- **AUFGABENSTELLUNG**: Gib die Zeilen unverändert aus, beginnend mit der ersten Zeile und endend mit der Zeile, die „y-tick-label: 2016 (510, 189, 520, 222)“ enthält, beide eingeschlossen.

- **DATENSATZ**:
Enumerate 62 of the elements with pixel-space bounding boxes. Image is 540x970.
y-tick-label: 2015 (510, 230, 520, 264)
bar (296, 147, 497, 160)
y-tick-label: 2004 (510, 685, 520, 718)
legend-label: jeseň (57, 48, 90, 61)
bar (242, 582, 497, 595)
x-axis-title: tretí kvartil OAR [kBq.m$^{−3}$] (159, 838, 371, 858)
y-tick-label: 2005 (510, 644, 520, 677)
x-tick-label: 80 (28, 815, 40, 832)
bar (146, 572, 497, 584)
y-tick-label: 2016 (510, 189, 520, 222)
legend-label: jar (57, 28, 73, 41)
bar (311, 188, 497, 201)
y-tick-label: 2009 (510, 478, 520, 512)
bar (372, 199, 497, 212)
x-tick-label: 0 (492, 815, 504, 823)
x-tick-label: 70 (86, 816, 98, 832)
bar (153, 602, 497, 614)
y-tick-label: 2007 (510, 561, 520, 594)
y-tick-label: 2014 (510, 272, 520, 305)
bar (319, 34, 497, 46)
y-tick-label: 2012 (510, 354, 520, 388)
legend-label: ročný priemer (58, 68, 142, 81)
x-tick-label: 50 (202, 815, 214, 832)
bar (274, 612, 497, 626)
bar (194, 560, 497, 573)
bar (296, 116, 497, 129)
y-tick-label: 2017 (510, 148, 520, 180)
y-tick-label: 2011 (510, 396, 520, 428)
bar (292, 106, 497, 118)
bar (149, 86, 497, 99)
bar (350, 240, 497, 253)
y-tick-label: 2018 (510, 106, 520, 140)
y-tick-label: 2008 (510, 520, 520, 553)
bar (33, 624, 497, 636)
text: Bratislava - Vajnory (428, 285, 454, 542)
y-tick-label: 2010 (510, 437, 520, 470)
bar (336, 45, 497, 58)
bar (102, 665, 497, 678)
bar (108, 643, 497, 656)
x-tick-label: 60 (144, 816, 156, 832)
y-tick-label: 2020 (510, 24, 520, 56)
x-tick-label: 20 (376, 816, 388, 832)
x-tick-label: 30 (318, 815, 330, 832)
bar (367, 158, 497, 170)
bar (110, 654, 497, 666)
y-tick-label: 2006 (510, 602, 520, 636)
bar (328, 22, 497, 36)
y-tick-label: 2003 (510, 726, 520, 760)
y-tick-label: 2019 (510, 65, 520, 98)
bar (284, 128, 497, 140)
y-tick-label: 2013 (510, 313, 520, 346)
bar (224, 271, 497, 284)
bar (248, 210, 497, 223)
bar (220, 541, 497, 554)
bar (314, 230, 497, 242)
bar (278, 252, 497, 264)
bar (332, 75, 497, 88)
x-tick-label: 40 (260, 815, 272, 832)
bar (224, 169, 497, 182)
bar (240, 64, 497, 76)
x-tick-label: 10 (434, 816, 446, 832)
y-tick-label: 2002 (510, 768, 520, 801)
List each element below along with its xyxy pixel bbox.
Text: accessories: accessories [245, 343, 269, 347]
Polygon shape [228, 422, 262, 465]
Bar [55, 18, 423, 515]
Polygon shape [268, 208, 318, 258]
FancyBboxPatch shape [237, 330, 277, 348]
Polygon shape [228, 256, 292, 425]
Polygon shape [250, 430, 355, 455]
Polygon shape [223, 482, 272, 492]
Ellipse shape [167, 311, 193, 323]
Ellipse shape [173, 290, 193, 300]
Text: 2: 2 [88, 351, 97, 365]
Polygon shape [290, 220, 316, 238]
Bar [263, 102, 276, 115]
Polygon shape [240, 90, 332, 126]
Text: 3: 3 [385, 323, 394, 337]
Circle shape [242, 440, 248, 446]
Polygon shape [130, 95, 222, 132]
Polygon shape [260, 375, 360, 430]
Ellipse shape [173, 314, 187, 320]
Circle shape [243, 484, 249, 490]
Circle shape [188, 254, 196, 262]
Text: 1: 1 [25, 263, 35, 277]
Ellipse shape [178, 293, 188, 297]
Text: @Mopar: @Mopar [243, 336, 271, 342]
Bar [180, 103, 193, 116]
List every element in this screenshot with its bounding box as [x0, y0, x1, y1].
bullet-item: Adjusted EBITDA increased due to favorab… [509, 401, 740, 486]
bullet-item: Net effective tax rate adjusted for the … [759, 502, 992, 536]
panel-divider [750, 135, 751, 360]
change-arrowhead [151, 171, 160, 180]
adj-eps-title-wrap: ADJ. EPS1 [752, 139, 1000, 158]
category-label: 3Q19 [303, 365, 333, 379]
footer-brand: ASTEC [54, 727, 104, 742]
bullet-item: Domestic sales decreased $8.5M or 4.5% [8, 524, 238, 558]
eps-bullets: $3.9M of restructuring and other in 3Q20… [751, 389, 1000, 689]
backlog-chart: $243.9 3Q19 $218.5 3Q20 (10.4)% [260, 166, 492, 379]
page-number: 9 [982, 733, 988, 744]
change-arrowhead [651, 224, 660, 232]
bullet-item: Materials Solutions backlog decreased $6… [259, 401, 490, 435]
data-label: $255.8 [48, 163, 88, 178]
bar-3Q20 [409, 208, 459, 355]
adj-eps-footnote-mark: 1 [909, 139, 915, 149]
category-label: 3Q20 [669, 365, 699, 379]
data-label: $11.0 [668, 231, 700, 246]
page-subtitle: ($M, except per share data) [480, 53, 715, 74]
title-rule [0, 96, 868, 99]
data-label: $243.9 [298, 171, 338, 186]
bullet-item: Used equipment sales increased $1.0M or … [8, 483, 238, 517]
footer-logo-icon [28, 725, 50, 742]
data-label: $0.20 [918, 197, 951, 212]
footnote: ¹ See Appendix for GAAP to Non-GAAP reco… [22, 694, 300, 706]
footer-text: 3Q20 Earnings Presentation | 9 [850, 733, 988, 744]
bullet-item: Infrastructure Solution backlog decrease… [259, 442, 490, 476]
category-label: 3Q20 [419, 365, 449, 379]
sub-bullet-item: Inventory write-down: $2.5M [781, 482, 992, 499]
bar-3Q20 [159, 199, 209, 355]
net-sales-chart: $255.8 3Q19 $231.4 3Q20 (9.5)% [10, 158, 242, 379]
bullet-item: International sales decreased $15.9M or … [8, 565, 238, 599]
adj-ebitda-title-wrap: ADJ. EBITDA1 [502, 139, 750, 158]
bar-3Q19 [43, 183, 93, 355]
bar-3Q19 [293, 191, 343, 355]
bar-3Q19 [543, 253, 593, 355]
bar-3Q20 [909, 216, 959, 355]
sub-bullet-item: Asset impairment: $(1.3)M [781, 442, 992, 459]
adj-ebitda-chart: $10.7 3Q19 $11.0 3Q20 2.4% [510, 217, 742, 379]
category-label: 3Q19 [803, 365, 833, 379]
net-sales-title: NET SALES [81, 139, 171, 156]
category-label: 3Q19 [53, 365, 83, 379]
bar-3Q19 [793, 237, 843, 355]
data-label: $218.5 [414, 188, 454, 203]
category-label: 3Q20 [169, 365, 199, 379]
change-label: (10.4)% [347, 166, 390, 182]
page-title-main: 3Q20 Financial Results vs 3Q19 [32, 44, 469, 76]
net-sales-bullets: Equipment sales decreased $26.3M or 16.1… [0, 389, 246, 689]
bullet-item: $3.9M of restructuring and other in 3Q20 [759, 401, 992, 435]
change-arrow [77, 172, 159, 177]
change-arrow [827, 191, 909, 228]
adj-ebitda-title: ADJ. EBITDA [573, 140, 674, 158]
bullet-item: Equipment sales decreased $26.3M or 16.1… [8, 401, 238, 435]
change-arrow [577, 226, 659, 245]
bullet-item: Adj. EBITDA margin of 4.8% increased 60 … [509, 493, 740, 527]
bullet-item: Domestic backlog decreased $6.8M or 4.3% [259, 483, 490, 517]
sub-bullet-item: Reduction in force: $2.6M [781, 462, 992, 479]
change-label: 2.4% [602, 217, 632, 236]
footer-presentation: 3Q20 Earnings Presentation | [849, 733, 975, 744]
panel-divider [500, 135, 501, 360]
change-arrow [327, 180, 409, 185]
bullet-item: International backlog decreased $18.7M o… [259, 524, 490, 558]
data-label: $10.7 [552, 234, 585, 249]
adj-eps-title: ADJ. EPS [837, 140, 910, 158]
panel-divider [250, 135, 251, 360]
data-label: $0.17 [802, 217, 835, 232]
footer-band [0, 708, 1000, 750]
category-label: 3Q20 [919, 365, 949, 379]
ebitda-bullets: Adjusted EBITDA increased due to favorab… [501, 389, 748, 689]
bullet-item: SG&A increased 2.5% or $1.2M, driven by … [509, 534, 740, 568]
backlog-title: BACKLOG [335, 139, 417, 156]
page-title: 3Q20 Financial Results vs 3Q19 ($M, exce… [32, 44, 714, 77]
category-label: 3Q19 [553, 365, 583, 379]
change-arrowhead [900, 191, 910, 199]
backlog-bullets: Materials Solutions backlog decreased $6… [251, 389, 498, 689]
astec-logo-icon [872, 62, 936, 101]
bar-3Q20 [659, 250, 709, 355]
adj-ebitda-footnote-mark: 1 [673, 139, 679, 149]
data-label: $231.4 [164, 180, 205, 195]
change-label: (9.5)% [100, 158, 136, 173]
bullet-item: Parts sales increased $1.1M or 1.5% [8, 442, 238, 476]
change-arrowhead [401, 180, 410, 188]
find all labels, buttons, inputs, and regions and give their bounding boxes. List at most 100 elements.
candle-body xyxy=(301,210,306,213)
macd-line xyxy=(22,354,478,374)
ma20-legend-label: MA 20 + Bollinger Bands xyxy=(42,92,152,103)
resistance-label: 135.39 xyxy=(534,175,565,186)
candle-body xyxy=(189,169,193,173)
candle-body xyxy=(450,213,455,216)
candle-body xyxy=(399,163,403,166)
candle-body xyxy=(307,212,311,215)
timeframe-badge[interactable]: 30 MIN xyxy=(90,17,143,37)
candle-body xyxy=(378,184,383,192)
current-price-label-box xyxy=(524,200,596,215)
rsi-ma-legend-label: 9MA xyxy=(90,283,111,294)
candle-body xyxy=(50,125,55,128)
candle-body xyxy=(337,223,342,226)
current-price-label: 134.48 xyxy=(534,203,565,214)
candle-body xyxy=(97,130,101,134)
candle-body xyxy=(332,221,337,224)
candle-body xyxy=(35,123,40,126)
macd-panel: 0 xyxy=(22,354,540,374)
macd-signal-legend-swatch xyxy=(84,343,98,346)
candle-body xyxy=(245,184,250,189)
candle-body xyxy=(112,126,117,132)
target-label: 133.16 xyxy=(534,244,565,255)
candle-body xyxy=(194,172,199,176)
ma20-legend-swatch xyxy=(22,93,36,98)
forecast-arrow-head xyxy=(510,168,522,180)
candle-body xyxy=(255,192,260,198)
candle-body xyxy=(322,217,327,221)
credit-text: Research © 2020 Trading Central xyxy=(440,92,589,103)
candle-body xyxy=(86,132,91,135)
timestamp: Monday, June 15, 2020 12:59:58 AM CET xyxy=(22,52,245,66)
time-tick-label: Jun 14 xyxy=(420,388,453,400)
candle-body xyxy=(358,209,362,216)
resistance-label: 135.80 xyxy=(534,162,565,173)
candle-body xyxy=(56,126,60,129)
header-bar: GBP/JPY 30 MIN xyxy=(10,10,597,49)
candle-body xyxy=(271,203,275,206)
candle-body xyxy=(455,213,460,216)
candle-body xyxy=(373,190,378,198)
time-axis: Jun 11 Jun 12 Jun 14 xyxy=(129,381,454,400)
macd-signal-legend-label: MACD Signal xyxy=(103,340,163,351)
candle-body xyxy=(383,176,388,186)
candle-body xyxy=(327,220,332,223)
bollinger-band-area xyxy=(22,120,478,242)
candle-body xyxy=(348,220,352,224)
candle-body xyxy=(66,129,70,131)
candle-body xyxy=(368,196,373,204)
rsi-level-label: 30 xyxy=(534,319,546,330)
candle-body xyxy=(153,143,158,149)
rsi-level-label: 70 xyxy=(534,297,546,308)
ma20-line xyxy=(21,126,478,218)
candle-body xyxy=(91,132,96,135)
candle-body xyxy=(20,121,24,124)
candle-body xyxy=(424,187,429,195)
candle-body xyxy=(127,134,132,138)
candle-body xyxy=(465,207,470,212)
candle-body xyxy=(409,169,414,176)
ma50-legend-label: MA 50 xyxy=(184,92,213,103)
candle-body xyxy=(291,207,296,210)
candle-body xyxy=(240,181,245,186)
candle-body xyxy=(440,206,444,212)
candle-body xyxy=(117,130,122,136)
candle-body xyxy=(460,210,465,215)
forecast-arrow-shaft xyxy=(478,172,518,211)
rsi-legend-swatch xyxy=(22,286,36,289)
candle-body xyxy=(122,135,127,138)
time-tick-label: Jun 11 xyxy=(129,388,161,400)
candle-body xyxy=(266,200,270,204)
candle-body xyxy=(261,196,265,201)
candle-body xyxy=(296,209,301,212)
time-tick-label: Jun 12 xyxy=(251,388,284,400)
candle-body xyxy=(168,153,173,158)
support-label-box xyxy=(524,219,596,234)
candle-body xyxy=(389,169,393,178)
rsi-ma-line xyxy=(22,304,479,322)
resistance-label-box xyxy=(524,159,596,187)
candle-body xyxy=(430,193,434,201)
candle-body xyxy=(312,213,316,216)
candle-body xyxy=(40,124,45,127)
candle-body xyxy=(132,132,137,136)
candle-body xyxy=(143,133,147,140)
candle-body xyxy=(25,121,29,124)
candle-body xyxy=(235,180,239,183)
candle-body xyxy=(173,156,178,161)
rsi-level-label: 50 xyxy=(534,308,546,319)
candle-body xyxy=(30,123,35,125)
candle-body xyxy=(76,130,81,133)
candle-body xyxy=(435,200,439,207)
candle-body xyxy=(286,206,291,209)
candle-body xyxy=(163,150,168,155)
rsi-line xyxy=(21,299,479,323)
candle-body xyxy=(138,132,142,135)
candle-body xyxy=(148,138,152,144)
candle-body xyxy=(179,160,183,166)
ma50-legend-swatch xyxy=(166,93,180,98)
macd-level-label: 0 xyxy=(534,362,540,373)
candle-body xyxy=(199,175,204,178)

- **GELÖSTE AUFGABE**:
Enumerate 62 of the elements with pixel-space bounding boxes. Image is 540x970.
y-tick-label: 2015 (510, 230, 520, 264)
bar (296, 147, 497, 160)
y-tick-label: 2004 (510, 685, 520, 718)
legend-label: jeseň (57, 48, 90, 61)
bar (242, 582, 497, 595)
x-axis-title: tretí kvartil OAR [kBq.m$^{−3}$] (159, 838, 371, 858)
y-tick-label: 2005 (510, 644, 520, 677)
x-tick-label: 80 (28, 815, 40, 832)
bar (146, 572, 497, 584)
y-tick-label: 2016 (510, 189, 520, 222)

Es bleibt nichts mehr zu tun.